To be done
Return the entries verbatim and drop every picture.

The input
########################################

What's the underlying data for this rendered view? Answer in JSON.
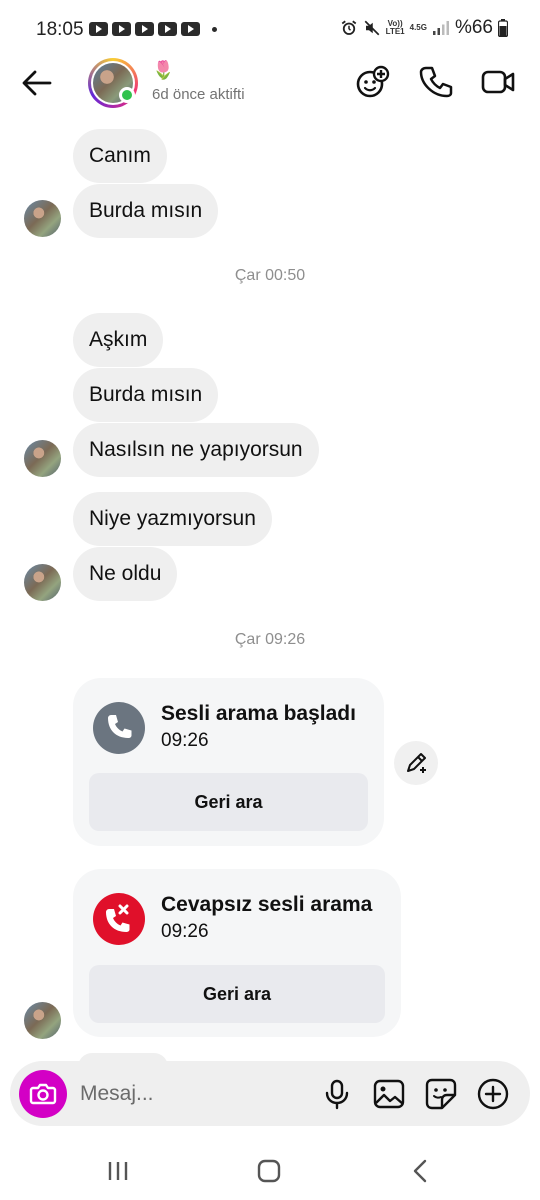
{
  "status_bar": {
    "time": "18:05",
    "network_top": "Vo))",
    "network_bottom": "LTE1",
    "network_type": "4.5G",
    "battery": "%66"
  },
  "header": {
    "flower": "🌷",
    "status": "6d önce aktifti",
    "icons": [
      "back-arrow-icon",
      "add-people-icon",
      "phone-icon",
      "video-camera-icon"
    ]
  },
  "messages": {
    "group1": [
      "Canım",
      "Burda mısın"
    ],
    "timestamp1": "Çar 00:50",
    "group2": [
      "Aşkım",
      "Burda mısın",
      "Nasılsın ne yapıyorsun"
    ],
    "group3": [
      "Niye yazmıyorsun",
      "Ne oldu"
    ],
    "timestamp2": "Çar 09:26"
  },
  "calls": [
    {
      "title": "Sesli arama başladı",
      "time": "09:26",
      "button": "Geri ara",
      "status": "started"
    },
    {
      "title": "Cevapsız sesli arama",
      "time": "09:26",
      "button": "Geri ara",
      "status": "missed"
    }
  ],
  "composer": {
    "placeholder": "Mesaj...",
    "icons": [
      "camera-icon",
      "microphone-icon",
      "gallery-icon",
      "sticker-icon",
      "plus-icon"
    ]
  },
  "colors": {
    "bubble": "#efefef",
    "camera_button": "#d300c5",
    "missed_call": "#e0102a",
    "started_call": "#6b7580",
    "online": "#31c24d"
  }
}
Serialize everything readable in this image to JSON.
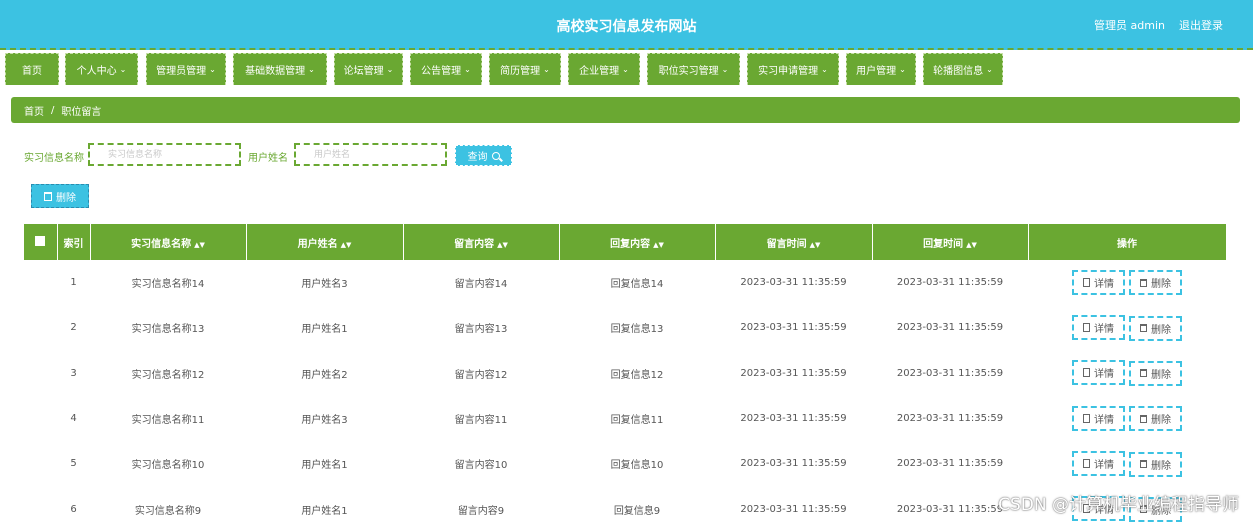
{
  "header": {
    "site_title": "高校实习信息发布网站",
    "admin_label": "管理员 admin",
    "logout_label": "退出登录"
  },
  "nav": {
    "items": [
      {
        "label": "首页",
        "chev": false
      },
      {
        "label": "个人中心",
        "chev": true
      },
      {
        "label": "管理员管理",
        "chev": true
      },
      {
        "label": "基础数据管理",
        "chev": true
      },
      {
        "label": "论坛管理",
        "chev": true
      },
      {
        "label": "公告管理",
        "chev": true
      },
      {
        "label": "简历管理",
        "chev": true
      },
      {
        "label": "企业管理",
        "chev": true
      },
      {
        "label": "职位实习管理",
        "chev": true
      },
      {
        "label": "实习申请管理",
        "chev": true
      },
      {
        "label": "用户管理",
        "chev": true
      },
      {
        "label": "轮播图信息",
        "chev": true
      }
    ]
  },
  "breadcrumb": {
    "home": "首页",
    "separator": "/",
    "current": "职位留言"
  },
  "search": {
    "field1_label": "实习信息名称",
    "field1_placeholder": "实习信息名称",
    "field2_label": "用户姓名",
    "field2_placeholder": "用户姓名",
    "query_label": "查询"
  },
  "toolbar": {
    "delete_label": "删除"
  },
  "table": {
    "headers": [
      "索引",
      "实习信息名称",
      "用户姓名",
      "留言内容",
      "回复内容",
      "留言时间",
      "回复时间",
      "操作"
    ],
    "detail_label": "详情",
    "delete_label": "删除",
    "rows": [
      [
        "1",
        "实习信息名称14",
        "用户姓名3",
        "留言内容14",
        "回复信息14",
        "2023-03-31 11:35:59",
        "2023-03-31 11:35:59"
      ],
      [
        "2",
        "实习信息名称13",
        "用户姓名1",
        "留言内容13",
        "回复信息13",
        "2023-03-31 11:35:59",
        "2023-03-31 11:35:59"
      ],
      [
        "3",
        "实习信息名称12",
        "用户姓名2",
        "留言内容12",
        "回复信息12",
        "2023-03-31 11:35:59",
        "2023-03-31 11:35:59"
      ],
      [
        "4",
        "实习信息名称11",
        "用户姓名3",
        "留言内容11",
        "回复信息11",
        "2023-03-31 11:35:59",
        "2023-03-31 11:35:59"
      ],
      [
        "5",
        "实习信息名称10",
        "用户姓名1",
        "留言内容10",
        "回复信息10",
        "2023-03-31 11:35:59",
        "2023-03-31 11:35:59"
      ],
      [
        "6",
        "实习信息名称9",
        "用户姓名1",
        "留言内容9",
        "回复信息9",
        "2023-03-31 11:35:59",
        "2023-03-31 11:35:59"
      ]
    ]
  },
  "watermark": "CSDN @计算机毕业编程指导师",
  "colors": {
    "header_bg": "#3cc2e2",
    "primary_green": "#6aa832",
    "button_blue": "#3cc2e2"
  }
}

########################################

Result of the task
What's the underlying data for this rendered view? Answer in JSON.
{
  "status_bar": {
    "time": "18:05",
    "network_top": "Vo))",
    "network_bottom": "LTE1",
    "network_type": "4.5G",
    "battery": "%66"
  },
  "header": {
    "flower": "🌷",
    "status": "6d önce aktifti",
    "icons": [
      "back-arrow-icon",
      "add-people-icon",
      "phone-icon",
      "video-camera-icon"
    ]
  },
  "messages": {
    "group1": [
      "Canım",
      "Burda mısın"
    ],
    "timestamp1": "Çar 00:50",
    "group2": [
      "Aşkım",
      "Burda mısın",
      "Nasılsın ne yapıyorsun"
    ],
    "group3": [
      "Niye yazmıyorsun",
      "Ne oldu"
    ],
    "timestamp2": "Çar 09:26"
  },
  "calls": [
    {
      "title": "Sesli arama başladı",
      "time": "09:26",
      "button": "Geri ara",
      "status": "started"
    },
    {
      "title": "Cevapsız sesli arama",
      "time": "09:26",
      "button": "Geri ara",
      "status": "missed"
    }
  ],
  "composer": {
    "placeholder": "Mesaj...",
    "icons": [
      "camera-icon",
      "microphone-icon",
      "gallery-icon",
      "sticker-icon",
      "plus-icon"
    ]
  },
  "colors": {
    "bubble": "#efefef",
    "camera_button": "#d300c5",
    "missed_call": "#e0102a",
    "started_call": "#6b7580",
    "online": "#31c24d"
  }
}
Serialize everything readable in this image to JSON.
{
  "header": {
    "site_title": "高校实习信息发布网站",
    "admin_label": "管理员 admin",
    "logout_label": "退出登录"
  },
  "nav": {
    "items": [
      {
        "label": "首页",
        "chev": false
      },
      {
        "label": "个人中心",
        "chev": true
      },
      {
        "label": "管理员管理",
        "chev": true
      },
      {
        "label": "基础数据管理",
        "chev": true
      },
      {
        "label": "论坛管理",
        "chev": true
      },
      {
        "label": "公告管理",
        "chev": true
      },
      {
        "label": "简历管理",
        "chev": true
      },
      {
        "label": "企业管理",
        "chev": true
      },
      {
        "label": "职位实习管理",
        "chev": true
      },
      {
        "label": "实习申请管理",
        "chev": true
      },
      {
        "label": "用户管理",
        "chev": true
      },
      {
        "label": "轮播图信息",
        "chev": true
      }
    ]
  },
  "breadcrumb": {
    "home": "首页",
    "separator": "/",
    "current": "职位留言"
  },
  "search": {
    "field1_label": "实习信息名称",
    "field1_placeholder": "实习信息名称",
    "field2_label": "用户姓名",
    "field2_placeholder": "用户姓名",
    "query_label": "查询"
  },
  "toolbar": {
    "delete_label": "删除"
  },
  "table": {
    "headers": [
      "索引",
      "实习信息名称",
      "用户姓名",
      "留言内容",
      "回复内容",
      "留言时间",
      "回复时间",
      "操作"
    ],
    "detail_label": "详情",
    "delete_label": "删除",
    "rows": [
      [
        "1",
        "实习信息名称14",
        "用户姓名3",
        "留言内容14",
        "回复信息14",
        "2023-03-31 11:35:59",
        "2023-03-31 11:35:59"
      ],
      [
        "2",
        "实习信息名称13",
        "用户姓名1",
        "留言内容13",
        "回复信息13",
        "2023-03-31 11:35:59",
        "2023-03-31 11:35:59"
      ],
      [
        "3",
        "实习信息名称12",
        "用户姓名2",
        "留言内容12",
        "回复信息12",
        "2023-03-31 11:35:59",
        "2023-03-31 11:35:59"
      ],
      [
        "4",
        "实习信息名称11",
        "用户姓名3",
        "留言内容11",
        "回复信息11",
        "2023-03-31 11:35:59",
        "2023-03-31 11:35:59"
      ],
      [
        "5",
        "实习信息名称10",
        "用户姓名1",
        "留言内容10",
        "回复信息10",
        "2023-03-31 11:35:59",
        "2023-03-31 11:35:59"
      ],
      [
        "6",
        "实习信息名称9",
        "用户姓名1",
        "留言内容9",
        "回复信息9",
        "2023-03-31 11:35:59",
        "2023-03-31 11:35:59"
      ]
    ]
  },
  "watermark": "CSDN @计算机毕业编程指导师",
  "colors": {
    "header_bg": "#3cc2e2",
    "primary_green": "#6aa832",
    "button_blue": "#3cc2e2"
  }
}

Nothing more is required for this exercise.